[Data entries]
________________
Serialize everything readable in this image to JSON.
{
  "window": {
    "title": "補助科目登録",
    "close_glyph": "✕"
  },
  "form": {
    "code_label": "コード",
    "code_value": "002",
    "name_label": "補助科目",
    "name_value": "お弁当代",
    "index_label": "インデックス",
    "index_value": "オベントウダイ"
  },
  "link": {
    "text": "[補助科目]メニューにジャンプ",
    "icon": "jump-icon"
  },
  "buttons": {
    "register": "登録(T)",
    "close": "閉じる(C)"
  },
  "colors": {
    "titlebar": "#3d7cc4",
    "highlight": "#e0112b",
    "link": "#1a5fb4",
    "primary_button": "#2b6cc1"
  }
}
________________
Write out every entry exactly as given.

■ **Expected output**
Serialize everything readable in this image to JSON.
{
  "window": {
    "title": "補助科目登録",
    "close_glyph": "✕"
  },
  "form": {
    "code_label": "コード",
    "code_value": "002",
    "name_label": "補助科目",
    "name_value": "お弁当代",
    "index_label": "インデックス",
    "index_value": "オベントウダイ"
  },
  "link": {
    "text": "[補助科目]メニューにジャンプ",
    "icon": "jump-icon"
  },
  "buttons": {
    "register": "登録(T)",
    "close": "閉じる(C)"
  },
  "colors": {
    "titlebar": "#3d7cc4",
    "highlight": "#e0112b",
    "link": "#1a5fb4",
    "primary_button": "#2b6cc1"
  }
}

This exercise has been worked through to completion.